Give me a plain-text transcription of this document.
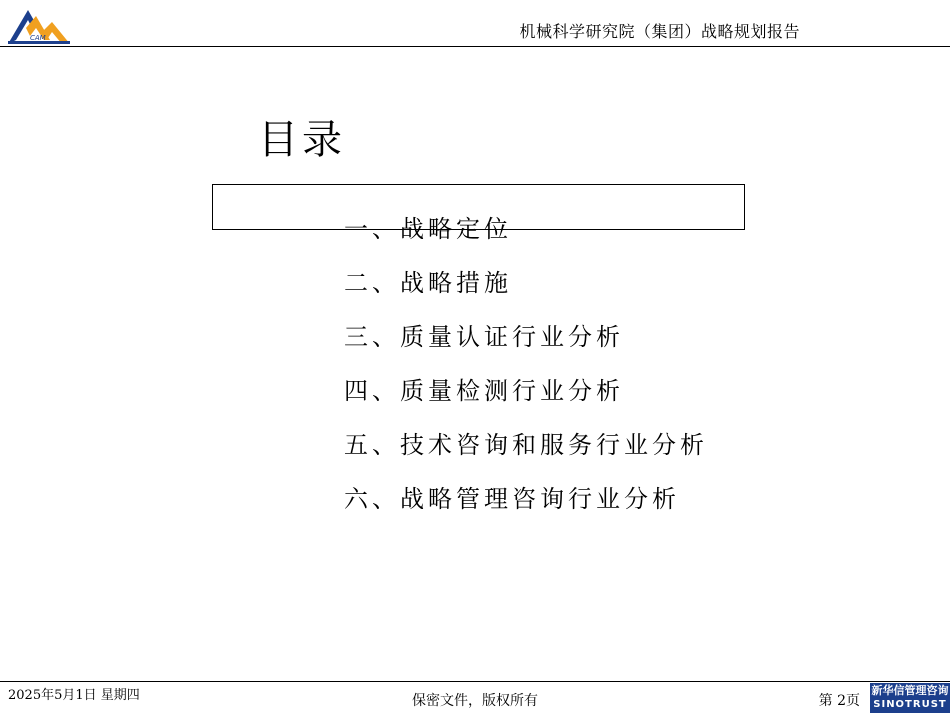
CAM	机械科学研究院（集团）战略规划报告
目录
一、战略定位
二、战略措施
三、质量认证行业分析
四、质量检测行业分析
五、技术咨询和服务行业分析
六、战略管理咨询行业分析
2025年5月1日 星期四	保密文件，版权所有	第 2页
新华信管理咨询
SINOTRUST
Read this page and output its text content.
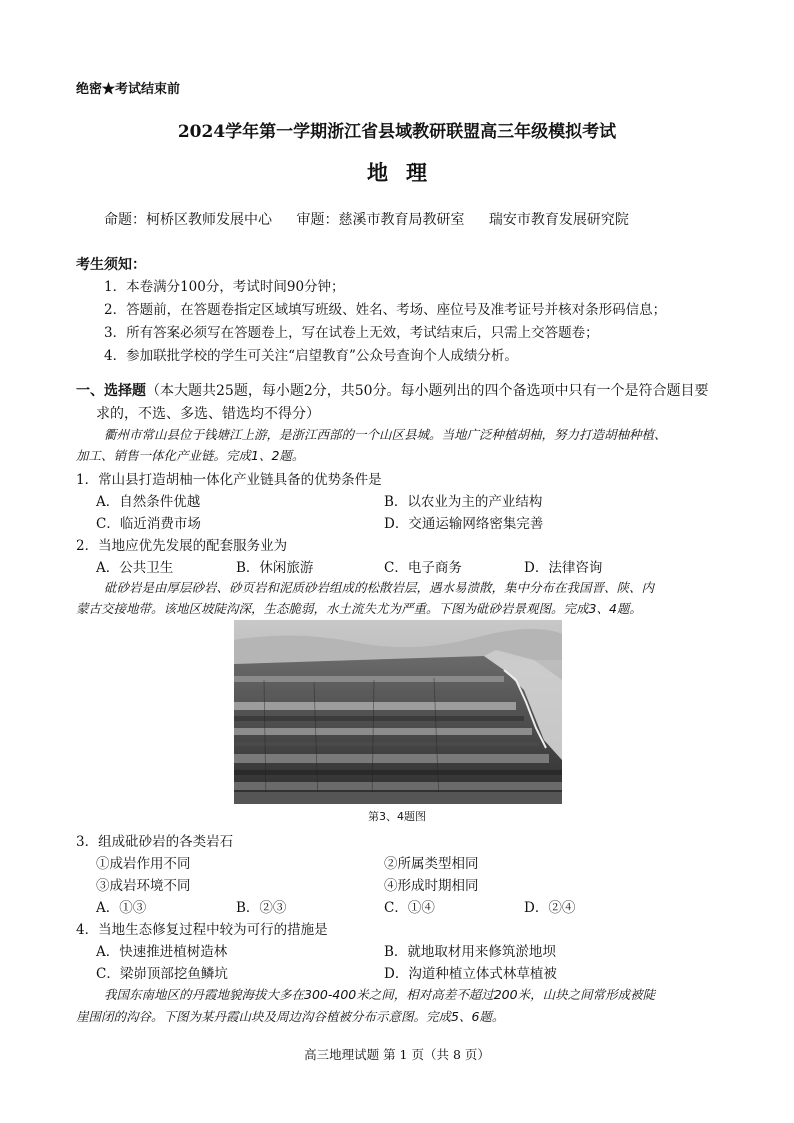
绝密★考试结束前
2024学年第一学期浙江省县域教研联盟高三年级模拟考试
地理
命题：柯桥区教师发展中心 审题：慈溪市教育局教研室 瑞安市教育发展研究院
考生须知：
1．本卷满分100分，考试时间90分钟；
2．答题前，在答题卷指定区域填写班级、姓名、考场、座位号及准考证号并核对条形码信息；
3．所有答案必须写在答题卷上，写在试卷上无效，考试结束后，只需上交答题卷；
4．参加联批学校的学生可关注“启望教育”公众号查询个人成绩分析。
一、选择题（本大题共25题，每小题2分，共50分。每小题列出的四个备选项中只有一个是符合题目要
求的，不选、多选、错选均不得分）
衢州市常山县位于钱塘江上游，是浙江西部的一个山区县城。当地广泛种植胡柚，努力打造胡柚种植、
加工、销售一体化产业链。完成1、2题。
1．常山县打造胡柚一体化产业链具备的优势条件是
A．自然条件优越	B．以农业为主的产业结构
C．临近消费市场	D．交通运输网络密集完善
2．当地应优先发展的配套服务业为
A．公共卫生	B．休闲旅游	C．电子商务	D．法律咨询
砒砂岩是由厚层砂岩、砂页岩和泥质砂岩组成的松散岩层，遇水易溃散，集中分布在我国晋、陕、内
蒙古交接地带。该地区坡陡沟深，生态脆弱，水土流失尤为严重。下图为砒砂岩景观图。完成3、4题。
第3、4题图
3．组成砒砂岩的各类岩石
①成岩作用不同	②所属类型相同
③成岩环境不同	④形成时期相同
A．①③	B．②③	C．①④	D．②④
4．当地生态修复过程中较为可行的措施是
A．快速推进植树造林	B．就地取材用来修筑淤地坝
C．梁峁顶部挖鱼鳞坑	D．沟道种植立体式林草植被
我国东南地区的丹霞地貌海拔大多在300-400米之间，相对高差不超过200米，山块之间常形成被陡
崖围闭的沟谷。下图为某丹霞山块及周边沟谷植被分布示意图。完成5、6题。
高三地理试题 第 1 页（共 8 页）
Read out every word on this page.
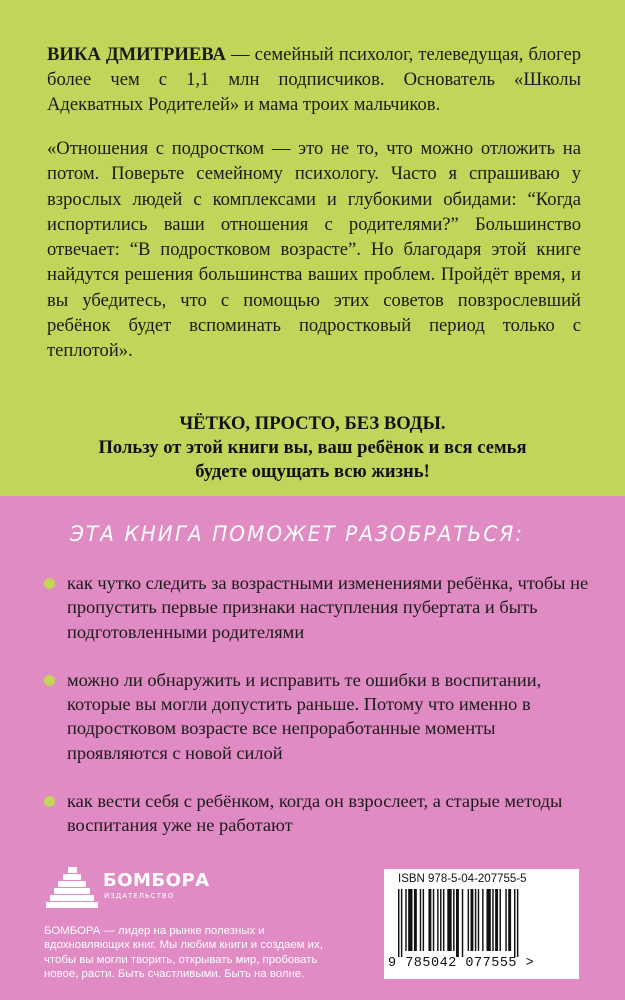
ВИКА ДМИТРИЕВА — семейный психолог, телеведущая, блогер более чем с 1,1 млн подписчиков. Основатель «Школы Адекватных Родителей» и мама троих мальчиков.

«Отношения с подростком — это не то, что можно отложить на потом. Поверьте семейному психологу. Часто я спрашиваю у взрослых людей с комплексами и глубокими обидами: “Когда испортились ваши отношения с родителями?” Большинство отвечает: “В подростковом возрасте”. Но благодаря этой книге найдутся решения большинства ваших проблем. Пройдёт время, и вы убедитесь, что с помощью этих советов повзрослевший ребёнок будет вспоминать подростковый период только с теплотой».

ЧЁТКО, ПРОСТО, БЕЗ ВОДЫ.
Пользу от этой книги вы, ваш ребёнок и вся семья
будете ощущать всю жизнь!

ЭТА КНИГА ПОМОЖЕТ РАЗОБРАТЬСЯ:

как чутко следить за возрастными изменениями ребёнка, чтобы не пропустить первые признаки наступления пубертата и быть подготовленными родителями
можно ли обнаружить и исправить те ошибки в воспитании, которые вы могли допустить раньше. Потому что именно в подростковом возрасте все непроработанные моменты проявляются с новой силой
как вести себя с ребёнком, когда он взрослеет, а старые методы воспитания уже не работают

БОМБОРА

ИЗДАТЕЛЬСТВО

БОМБОРА — лидер на рынке полезных и вдохновляющих книг. Мы любим книги и создаем их, чтобы вы могли творить, открывать мир, пробовать новое, расти. Быть счастливыми. Быть на волне.

ISBN 978-5-04-207755-5

9 785042 077555 >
■ ■ ■ ■ ■ ■ ■
What is being asked –
Skip the pictures and retype exactly the lines from the one that contains "Read out every word on this page." to the last line of the records.

Task solution –
Read out every word on this page.
ВИКА ДМИТРИЕВА — семейный психолог, телеведущая, блогер более чем с 1,1 млн подписчиков. Основатель «Школы Адекватных Родителей» и мама троих мальчиков.

«Отношения с подростком — это не то, что можно отложить на потом. Поверьте семейному психологу. Часто я спрашиваю у взрослых людей с комплексами и глубокими обидами: “Когда испортились ваши отношения с родителями?” Большинство отвечает: “В подростковом возрасте”. Но благодаря этой книге найдутся решения большинства ваших проблем. Пройдёт время, и вы убедитесь, что с помощью этих советов повзрослевший ребёнок будет вспоминать подростковый период только с теплотой».

ЧЁТКО, ПРОСТО, БЕЗ ВОДЫ.
Пользу от этой книги вы, ваш ребёнок и вся семья
будете ощущать всю жизнь!

ЭТА КНИГА ПОМОЖЕТ РАЗОБРАТЬСЯ:

как чутко следить за возрастными изменениями ребёнка, чтобы не пропустить первые признаки наступления пубертата и быть подготовленными родителями
можно ли обнаружить и исправить те ошибки в воспитании, которые вы могли допустить раньше. Потому что именно в подростковом возрасте все непроработанные моменты проявляются с новой силой
как вести себя с ребёнком, когда он взрослеет, а старые методы воспитания уже не работают

БОМБОРА

ИЗДАТЕЛЬСТВО

БОМБОРА — лидер на рынке полезных и вдохновляющих книг. Мы любим книги и создаем их, чтобы вы могли творить, открывать мир, пробовать новое, расти. Быть счастливыми. Быть на волне.

ISBN 978-5-04-207755-5

9 785042 077555 >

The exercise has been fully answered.